Challenge.
The listing must be reproduced in full, exactly as it stands.

Dataset rows:
# # # # # # #

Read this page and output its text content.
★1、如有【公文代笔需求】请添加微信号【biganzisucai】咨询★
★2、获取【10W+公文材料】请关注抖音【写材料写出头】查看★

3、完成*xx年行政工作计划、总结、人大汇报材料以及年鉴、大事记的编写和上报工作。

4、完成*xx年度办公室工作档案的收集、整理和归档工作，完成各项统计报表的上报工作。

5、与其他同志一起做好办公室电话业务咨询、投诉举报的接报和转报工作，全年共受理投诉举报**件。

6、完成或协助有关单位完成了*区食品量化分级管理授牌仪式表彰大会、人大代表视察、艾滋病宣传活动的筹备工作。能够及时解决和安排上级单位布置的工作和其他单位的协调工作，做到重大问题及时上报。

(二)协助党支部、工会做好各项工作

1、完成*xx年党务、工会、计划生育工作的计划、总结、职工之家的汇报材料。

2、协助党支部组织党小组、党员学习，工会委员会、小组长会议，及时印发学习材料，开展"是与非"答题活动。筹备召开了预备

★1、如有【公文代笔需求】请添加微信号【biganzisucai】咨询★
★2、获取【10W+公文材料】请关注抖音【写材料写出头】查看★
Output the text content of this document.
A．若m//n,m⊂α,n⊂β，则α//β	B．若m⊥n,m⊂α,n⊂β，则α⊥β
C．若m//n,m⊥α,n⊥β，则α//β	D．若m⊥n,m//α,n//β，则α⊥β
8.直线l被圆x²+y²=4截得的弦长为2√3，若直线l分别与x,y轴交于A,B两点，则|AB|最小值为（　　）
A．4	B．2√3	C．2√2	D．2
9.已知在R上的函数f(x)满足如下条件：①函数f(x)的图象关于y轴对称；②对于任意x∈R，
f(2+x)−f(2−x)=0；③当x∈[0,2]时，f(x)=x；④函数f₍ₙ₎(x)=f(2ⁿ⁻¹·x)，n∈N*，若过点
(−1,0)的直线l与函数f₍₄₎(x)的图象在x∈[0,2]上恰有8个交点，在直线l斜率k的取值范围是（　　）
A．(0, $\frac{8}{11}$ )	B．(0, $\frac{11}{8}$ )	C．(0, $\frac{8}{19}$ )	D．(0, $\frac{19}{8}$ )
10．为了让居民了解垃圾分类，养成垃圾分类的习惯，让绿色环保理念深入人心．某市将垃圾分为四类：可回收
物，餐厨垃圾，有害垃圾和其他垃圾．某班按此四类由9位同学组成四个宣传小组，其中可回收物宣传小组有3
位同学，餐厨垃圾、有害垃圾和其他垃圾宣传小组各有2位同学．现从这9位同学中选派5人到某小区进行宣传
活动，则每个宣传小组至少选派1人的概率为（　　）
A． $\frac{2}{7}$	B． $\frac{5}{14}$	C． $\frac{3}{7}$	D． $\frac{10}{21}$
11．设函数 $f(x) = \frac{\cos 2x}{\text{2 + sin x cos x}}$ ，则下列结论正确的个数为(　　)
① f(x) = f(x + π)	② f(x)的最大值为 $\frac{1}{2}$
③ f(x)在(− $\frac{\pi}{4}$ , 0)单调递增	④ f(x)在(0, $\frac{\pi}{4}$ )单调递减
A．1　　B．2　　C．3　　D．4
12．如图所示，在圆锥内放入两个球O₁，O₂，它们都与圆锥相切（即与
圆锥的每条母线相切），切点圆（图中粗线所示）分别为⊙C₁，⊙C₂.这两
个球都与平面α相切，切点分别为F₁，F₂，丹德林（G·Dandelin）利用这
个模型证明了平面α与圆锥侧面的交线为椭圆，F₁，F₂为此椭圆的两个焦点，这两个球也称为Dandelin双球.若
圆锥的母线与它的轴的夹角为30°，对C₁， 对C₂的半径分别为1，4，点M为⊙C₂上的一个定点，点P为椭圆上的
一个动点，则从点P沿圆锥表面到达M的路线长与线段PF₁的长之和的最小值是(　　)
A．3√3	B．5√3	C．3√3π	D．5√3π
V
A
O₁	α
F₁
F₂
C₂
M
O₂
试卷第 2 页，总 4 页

# # # # # # #

Solution to this problem.
Read this page and output its text content.
★1、如有【公文代笔需求】请添加微信号【biganzisucai】咨询★
★2、获取【10W+公文材料】请关注抖音【写材料写出头】查看★

3、完成*xx年行政工作计划、总结、人大汇报材料以及年鉴、大事记的编写和上报工作。

4、完成*xx年度办公室工作档案的收集、整理和归档工作，完成各项统计报表的上报工作。

5、与其他同志一起做好办公室电话业务咨询、投诉举报的接报和转报工作，全年共受理投诉举报**件。

6、完成或协助有关单位完成了*区食品量化分级管理授牌仪式表彰大会、人大代表视察、艾滋病宣传活动的筹备工作。能够及时解决和安排上级单位布置的工作和其他单位的协调工作，做到重大问题及时上报。

(二)协助党支部、工会做好各项工作

1、完成*xx年党务、工会、计划生育工作的计划、总结、职工之家的汇报材料。

2、协助党支部组织党小组、党员学习，工会委员会、小组长会议，及时印发学习材料，开展"是与非"答题活动。筹备召开了预备

★1、如有【公文代笔需求】请添加微信号【biganzisucai】咨询★
★2、获取【10W+公文材料】请关注抖音【写材料写出头】查看★
Output the text content of this document.
A．若m//n,m⊂α,n⊂β，则α//β	B．若m⊥n,m⊂α,n⊂β，则α⊥β
C．若m//n,m⊥α,n⊥β，则α//β	D．若m⊥n,m//α,n//β，则α⊥β
8.直线l被圆x²+y²=4截得的弦长为2√3，若直线l分别与x,y轴交于A,B两点，则|AB|最小值为（　　）
A．4	B．2√3	C．2√2	D．2
9.已知在R上的函数f(x)满足如下条件：①函数f(x)的图象关于y轴对称；②对于任意x∈R，
f(2+x)−f(2−x)=0；③当x∈[0,2]时，f(x)=x；④函数f₍ₙ₎(x)=f(2ⁿ⁻¹·x)，n∈N*，若过点
(−1,0)的直线l与函数f₍₄₎(x)的图象在x∈[0,2]上恰有8个交点，在直线l斜率k的取值范围是（　　）
A．(0, $\frac{8}{11}$ )	B．(0, $\frac{11}{8}$ )	C．(0, $\frac{8}{19}$ )	D．(0, $\frac{19}{8}$ )
10．为了让居民了解垃圾分类，养成垃圾分类的习惯，让绿色环保理念深入人心．某市将垃圾分为四类：可回收
物，餐厨垃圾，有害垃圾和其他垃圾．某班按此四类由9位同学组成四个宣传小组，其中可回收物宣传小组有3
位同学，餐厨垃圾、有害垃圾和其他垃圾宣传小组各有2位同学．现从这9位同学中选派5人到某小区进行宣传
活动，则每个宣传小组至少选派1人的概率为（　　）
A． $\frac{2}{7}$	B． $\frac{5}{14}$	C． $\frac{3}{7}$	D． $\frac{10}{21}$
11．设函数 $f(x) = \frac{\cos 2x}{\text{2 + sin x cos x}}$ ，则下列结论正确的个数为(　　)
① f(x) = f(x + π)	② f(x)的最大值为 $\frac{1}{2}$
③ f(x)在(− $\frac{\pi}{4}$ , 0)单调递增	④ f(x)在(0, $\frac{\pi}{4}$ )单调递减
A．1　　B．2　　C．3　　D．4
12．如图所示，在圆锥内放入两个球O₁，O₂，它们都与圆锥相切（即与
圆锥的每条母线相切），切点圆（图中粗线所示）分别为⊙C₁，⊙C₂.这两
个球都与平面α相切，切点分别为F₁，F₂，丹德林（G·Dandelin）利用这
个模型证明了平面α与圆锥侧面的交线为椭圆，F₁，F₂为此椭圆的两个焦点，这两个球也称为Dandelin双球.若
圆锥的母线与它的轴的夹角为30°，对C₁， 对C₂的半径分别为1，4，点M为⊙C₂上的一个定点，点P为椭圆上的
一个动点，则从点P沿圆锥表面到达M的路线长与线段PF₁的长之和的最小值是(　　)
A．3√3	B．5√3	C．3√3π	D．5√3π
V
A
O₁	α
F₁
F₂
C₂
M
O₂
试卷第 2 页，总 4 页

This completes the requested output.